* What is being asked: Exclude all pictures, then copy each of the records exactly as written.

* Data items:
==*==

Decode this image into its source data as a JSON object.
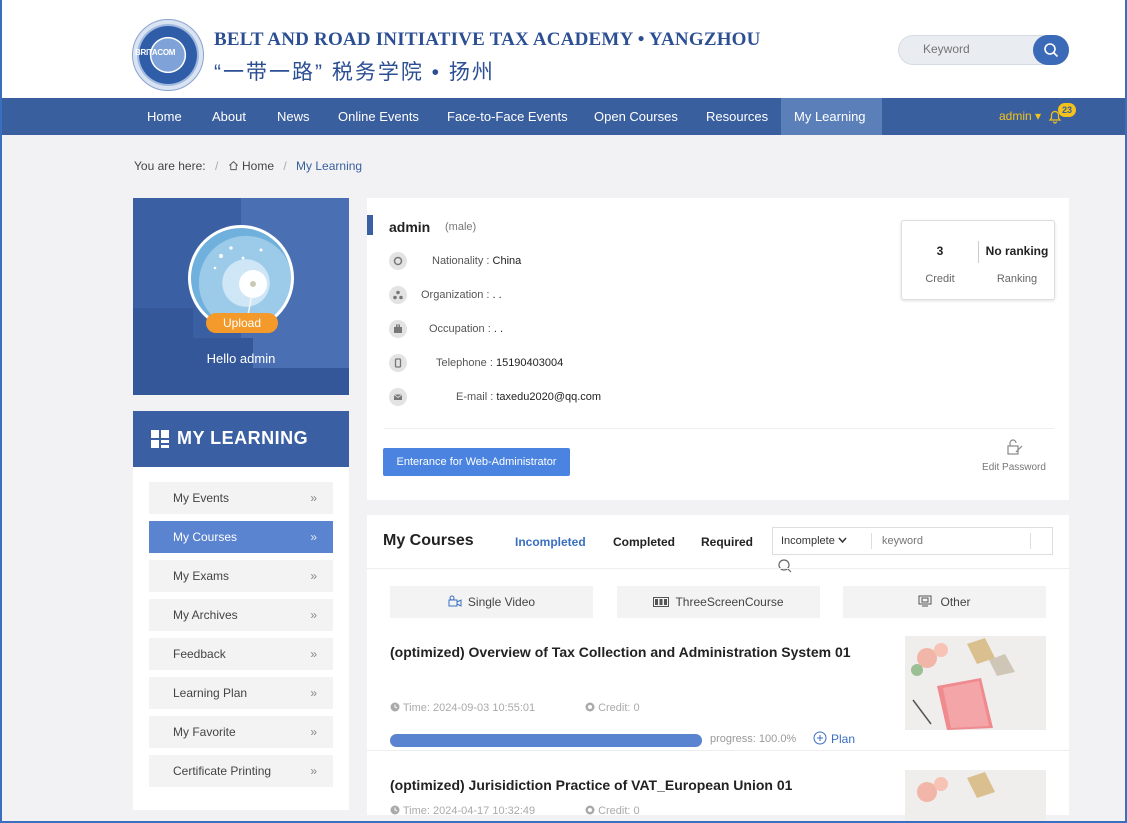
{
  "header": {
    "logo_text": "BRITACOM",
    "title_en": "BELT AND ROAD INITIATIVE TAX ACADEMY • YANGZHOU",
    "title_cn": "“一带一路” 税务学院 • 扬州",
    "search_placeholder": "Keyword"
  },
  "nav": {
    "items": [
      "Home",
      "About",
      "News",
      "Online Events",
      "Face-to-Face Events",
      "Open Courses",
      "Resources",
      "My Learning"
    ],
    "active": "My Learning",
    "user": "admin ▾",
    "notifications": "23"
  },
  "breadcrumb": {
    "prefix": "You are here:",
    "home": "Home",
    "current": "My Learning",
    "separator": "/"
  },
  "profile": {
    "upload_label": "Upload",
    "greeting": "Hello admin"
  },
  "sidebar": {
    "heading": "MY LEARNING",
    "items": [
      "My Events",
      "My Courses",
      "My Exams",
      "My Archives",
      "Feedback",
      "Learning Plan",
      "My Favorite",
      "Certificate Printing"
    ],
    "active": "My Courses",
    "arrow": "»"
  },
  "user_info": {
    "name": "admin",
    "gender": "(male)",
    "nationality_label": "Nationality :",
    "nationality": "China",
    "organization_label": "Organization :",
    "organization": ". .",
    "occupation_label": "Occupation :",
    "occupation": ". .",
    "telephone_label": "Telephone :",
    "telephone": "15190403004",
    "email_label": "E-mail :",
    "email": "taxedu2020@qq.com",
    "credit_value": "3",
    "credit_label": "Credit",
    "ranking_value": "No ranking",
    "ranking_label": "Ranking",
    "admin_button": "Enterance for Web-Administrator",
    "edit_password": "Edit Password"
  },
  "courses": {
    "title": "My Courses",
    "tabs": [
      "Incompleted",
      "Completed",
      "Required"
    ],
    "active_tab": "Incompleted",
    "filter_value": "Incomplete",
    "keyword_placeholder": "keyword",
    "type_tabs": [
      "Single Video",
      "ThreeScreenCourse",
      "Other"
    ],
    "list": [
      {
        "title": "(optimized) Overview of Tax Collection and Administration System 01",
        "time": "Time: 2024-09-03 10:55:01",
        "credit": "Credit: 0",
        "progress_text": "progress: 100.0%",
        "progress": 1.0,
        "plan_label": "Plan"
      },
      {
        "title": "(optimized) Jurisidiction Practice of VAT_European Union 01",
        "time": "Time: 2024-04-17 10:32:49",
        "credit": "Credit: 0"
      }
    ]
  },
  "colors": {
    "primary": "#3a5f9e",
    "accent": "#5b84d0",
    "upload": "#f39a2a",
    "user_name": "#f5c21b"
  }
}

==*==

* Exercise solution:
Decode this image into its source data as a JSON object.
{
  "header": {
    "logo_text": "BRITACOM",
    "title_en": "BELT AND ROAD INITIATIVE TAX ACADEMY • YANGZHOU",
    "title_cn": "“一带一路” 税务学院 • 扬州",
    "search_placeholder": "Keyword"
  },
  "nav": {
    "items": [
      "Home",
      "About",
      "News",
      "Online Events",
      "Face-to-Face Events",
      "Open Courses",
      "Resources",
      "My Learning"
    ],
    "active": "My Learning",
    "user": "admin ▾",
    "notifications": "23"
  },
  "breadcrumb": {
    "prefix": "You are here:",
    "home": "Home",
    "current": "My Learning",
    "separator": "/"
  },
  "profile": {
    "upload_label": "Upload",
    "greeting": "Hello admin"
  },
  "sidebar": {
    "heading": "MY LEARNING",
    "items": [
      "My Events",
      "My Courses",
      "My Exams",
      "My Archives",
      "Feedback",
      "Learning Plan",
      "My Favorite",
      "Certificate Printing"
    ],
    "active": "My Courses",
    "arrow": "»"
  },
  "user_info": {
    "name": "admin",
    "gender": "(male)",
    "nationality_label": "Nationality :",
    "nationality": "China",
    "organization_label": "Organization :",
    "organization": ". .",
    "occupation_label": "Occupation :",
    "occupation": ". .",
    "telephone_label": "Telephone :",
    "telephone": "15190403004",
    "email_label": "E-mail :",
    "email": "taxedu2020@qq.com",
    "credit_value": "3",
    "credit_label": "Credit",
    "ranking_value": "No ranking",
    "ranking_label": "Ranking",
    "admin_button": "Enterance for Web-Administrator",
    "edit_password": "Edit Password"
  },
  "courses": {
    "title": "My Courses",
    "tabs": [
      "Incompleted",
      "Completed",
      "Required"
    ],
    "active_tab": "Incompleted",
    "filter_value": "Incomplete",
    "keyword_placeholder": "keyword",
    "type_tabs": [
      "Single Video",
      "ThreeScreenCourse",
      "Other"
    ],
    "list": [
      {
        "title": "(optimized) Overview of Tax Collection and Administration System 01",
        "time": "Time: 2024-09-03 10:55:01",
        "credit": "Credit: 0",
        "progress_text": "progress: 100.0%",
        "progress": 1.0,
        "plan_label": "Plan"
      },
      {
        "title": "(optimized) Jurisidiction Practice of VAT_European Union 01",
        "time": "Time: 2024-04-17 10:32:49",
        "credit": "Credit: 0"
      }
    ]
  },
  "colors": {
    "primary": "#3a5f9e",
    "accent": "#5b84d0",
    "upload": "#f39a2a",
    "user_name": "#f5c21b"
  }
}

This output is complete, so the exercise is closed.